Collected data entries:
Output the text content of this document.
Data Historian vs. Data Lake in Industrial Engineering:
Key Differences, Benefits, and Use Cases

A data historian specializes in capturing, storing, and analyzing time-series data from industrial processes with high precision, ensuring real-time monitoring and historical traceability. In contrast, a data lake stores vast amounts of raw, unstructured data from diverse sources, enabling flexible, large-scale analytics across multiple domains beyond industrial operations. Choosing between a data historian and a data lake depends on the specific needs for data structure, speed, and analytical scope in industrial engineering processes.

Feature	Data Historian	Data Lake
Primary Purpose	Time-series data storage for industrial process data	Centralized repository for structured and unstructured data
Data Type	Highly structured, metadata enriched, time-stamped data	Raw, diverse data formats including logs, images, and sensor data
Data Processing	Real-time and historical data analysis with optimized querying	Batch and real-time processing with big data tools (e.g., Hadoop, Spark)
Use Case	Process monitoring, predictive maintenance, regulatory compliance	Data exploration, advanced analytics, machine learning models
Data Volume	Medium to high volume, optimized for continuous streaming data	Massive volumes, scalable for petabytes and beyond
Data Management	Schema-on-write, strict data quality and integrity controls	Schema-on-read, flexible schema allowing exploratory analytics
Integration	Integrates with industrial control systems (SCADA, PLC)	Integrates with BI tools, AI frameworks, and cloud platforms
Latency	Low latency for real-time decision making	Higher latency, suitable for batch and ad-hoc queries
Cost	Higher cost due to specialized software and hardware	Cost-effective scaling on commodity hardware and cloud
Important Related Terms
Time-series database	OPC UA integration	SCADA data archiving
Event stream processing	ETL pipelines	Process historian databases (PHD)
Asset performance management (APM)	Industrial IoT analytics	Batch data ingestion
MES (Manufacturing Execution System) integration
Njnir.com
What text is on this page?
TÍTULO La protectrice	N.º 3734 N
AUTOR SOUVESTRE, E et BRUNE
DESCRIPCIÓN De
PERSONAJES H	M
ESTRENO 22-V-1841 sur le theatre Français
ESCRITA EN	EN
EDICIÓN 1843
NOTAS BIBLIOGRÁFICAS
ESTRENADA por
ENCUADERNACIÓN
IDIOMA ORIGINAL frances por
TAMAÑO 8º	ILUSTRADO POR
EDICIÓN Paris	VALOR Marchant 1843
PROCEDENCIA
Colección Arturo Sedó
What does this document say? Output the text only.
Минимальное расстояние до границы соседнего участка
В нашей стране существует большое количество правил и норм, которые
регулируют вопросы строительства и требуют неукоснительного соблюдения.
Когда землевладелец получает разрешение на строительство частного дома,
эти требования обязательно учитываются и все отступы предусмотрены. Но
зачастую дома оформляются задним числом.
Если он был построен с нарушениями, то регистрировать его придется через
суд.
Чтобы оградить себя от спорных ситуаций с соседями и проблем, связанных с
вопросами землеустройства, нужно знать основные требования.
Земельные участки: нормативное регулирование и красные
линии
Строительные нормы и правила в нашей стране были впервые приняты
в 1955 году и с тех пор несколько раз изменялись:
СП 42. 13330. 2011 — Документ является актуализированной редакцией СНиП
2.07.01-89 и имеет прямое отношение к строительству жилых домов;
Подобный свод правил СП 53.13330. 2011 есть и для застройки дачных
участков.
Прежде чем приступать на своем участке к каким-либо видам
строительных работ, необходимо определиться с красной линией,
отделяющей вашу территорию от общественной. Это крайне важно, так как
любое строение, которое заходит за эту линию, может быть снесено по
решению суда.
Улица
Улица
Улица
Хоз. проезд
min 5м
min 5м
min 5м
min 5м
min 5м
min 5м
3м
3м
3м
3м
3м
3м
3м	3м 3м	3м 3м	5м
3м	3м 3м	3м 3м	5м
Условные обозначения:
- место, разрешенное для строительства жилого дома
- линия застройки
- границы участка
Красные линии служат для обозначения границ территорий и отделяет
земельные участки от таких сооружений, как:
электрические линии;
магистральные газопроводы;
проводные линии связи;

• [PROBLEM DESCRIPTION] Pick out the lines that include the word "нашей" and write them out.

• [OUTPUT FOR THIS EXERCISE]
В нашей стране существует большое количество правил и норм, которые
Строительные нормы и правила в нашей стране были впервые приняты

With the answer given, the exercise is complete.